TEXT SHOWN |
○ ○ ○ ○ ○ ○ ○
Consequently, FCSIC is issuing this notice concerning any required 
adjustments to the CMPs.

FOR FURTHER INFORMATION CONTACT: Alan Glenn, Director of Risk 
Management, Farm Credit System Insurance Corporation, McLean, VA 22102, 
(703) 883-4384, TTY (703) 883-4390; or Jane M. Virga, Senior Counsel, 
Office of General Counsel, Farm Credit Administration, McLean, VA 
22102-5090, (703) 883-4020, TTY (703) 883-4020.

SUPPLEMENTARY INFORMATION:

Background

A. Statutes Concerning Inflation Adjustment of Civil Money Penalties

    The Federal Civil Penalties Inflation Adjustment Act of 1990 (FCPIA 
Act),\1\ as amended by the Debt Collection Improvement Act of 1996 
(DCIA),\2\ provides for the regular evaluation of CMPs and requires 
FCSIC, and every Federal agency with authority to impose CMPs,\3\ to 
ensure that CMPs continue to

[[Page 1515]]

maintain their deterrent values. An agency must enact regulations that 
adjust its CMPs pursuant to the inflation adjustment formula of the 
FCPIA Act. The amended FCPIA Act specifies that inflation-adjusted CMPs 
will apply only to violations that occur after the effective date of 
the adjustment.
○ ○ ○ ○ ○ ○ ○
(Element position data)
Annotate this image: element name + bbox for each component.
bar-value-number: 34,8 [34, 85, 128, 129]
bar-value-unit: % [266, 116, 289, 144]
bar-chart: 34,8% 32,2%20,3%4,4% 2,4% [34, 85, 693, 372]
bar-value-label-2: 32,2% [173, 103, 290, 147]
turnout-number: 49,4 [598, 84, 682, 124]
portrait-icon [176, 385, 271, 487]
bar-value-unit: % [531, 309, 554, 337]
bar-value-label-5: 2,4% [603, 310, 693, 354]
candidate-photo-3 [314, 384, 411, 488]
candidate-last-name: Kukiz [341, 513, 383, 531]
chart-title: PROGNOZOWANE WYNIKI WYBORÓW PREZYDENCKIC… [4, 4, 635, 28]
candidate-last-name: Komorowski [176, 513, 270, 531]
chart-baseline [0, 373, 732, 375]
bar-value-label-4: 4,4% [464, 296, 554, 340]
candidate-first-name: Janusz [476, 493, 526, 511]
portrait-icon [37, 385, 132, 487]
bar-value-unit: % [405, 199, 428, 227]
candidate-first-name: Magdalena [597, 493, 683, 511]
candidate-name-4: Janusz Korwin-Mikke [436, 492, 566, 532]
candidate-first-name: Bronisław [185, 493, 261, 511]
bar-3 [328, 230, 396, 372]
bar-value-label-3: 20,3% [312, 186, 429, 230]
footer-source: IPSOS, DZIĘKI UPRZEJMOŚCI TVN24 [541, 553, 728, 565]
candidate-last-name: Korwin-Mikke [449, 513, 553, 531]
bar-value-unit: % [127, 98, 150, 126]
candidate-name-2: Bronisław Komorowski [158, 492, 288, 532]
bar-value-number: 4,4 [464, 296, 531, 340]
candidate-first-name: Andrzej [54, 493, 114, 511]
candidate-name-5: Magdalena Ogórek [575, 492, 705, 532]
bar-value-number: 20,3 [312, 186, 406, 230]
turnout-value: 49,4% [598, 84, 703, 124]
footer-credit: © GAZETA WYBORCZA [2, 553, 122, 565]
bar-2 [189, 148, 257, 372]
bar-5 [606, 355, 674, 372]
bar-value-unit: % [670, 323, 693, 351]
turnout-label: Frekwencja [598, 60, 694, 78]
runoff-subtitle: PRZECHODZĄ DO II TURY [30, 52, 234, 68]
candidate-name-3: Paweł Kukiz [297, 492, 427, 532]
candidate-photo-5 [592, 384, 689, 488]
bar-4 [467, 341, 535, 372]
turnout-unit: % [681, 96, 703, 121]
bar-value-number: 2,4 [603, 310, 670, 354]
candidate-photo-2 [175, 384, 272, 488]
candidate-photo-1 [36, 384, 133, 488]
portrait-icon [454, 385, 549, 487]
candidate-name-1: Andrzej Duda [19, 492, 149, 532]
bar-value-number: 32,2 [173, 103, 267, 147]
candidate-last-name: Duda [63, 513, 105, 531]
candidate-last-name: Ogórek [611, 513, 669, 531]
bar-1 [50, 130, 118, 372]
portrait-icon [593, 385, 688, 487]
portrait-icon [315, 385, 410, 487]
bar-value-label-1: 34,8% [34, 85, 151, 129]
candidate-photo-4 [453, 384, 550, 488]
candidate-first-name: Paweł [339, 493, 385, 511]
○ ○ ○ ○ ○ ○ ○
WRITTEN REQUEST |
Can you copy out the entire notice above about adjusting civil money penalties, word for word?

COMPLETE ANSWER |
Consequently, FCSIC is issuing this notice concerning any required 
adjustments to the CMPs.

FOR FURTHER INFORMATION CONTACT: Alan Glenn, Director of Risk 
Management, Farm Credit System Insurance Corporation, McLean, VA 22102, 
(703) 883-4384, TTY (703) 883-4390; or Jane M. Virga, Senior Counsel, 
Office of General Counsel, Farm Credit Administration, McLean, VA 
22102-5090, (703) 883-4020, TTY (703) 883-4020.

SUPPLEMENTARY INFORMATION:

Background

A. Statutes Concerning Inflation Adjustment of Civil Money Penalties

    The Federal Civil Penalties Inflation Adjustment Act of 1990 (FCPIA 
Act),\1\ as amended by the Debt Collection Improvement Act of 1996 
(DCIA),\2\ provides for the regular evaluation of CMPs and requires 
FCSIC, and every Federal agency with authority to impose CMPs,\3\ to 
ensure that CMPs continue to

[[Page 1515]]

maintain their deterrent values. An agency must enact regulations that 
adjust its CMPs pursuant to the inflation adjustment formula of the 
FCPIA Act. The amended FCPIA Act specifies that inflation-adjusted CMPs 
will apply only to violations that occur after the effective date of 
the adjustment.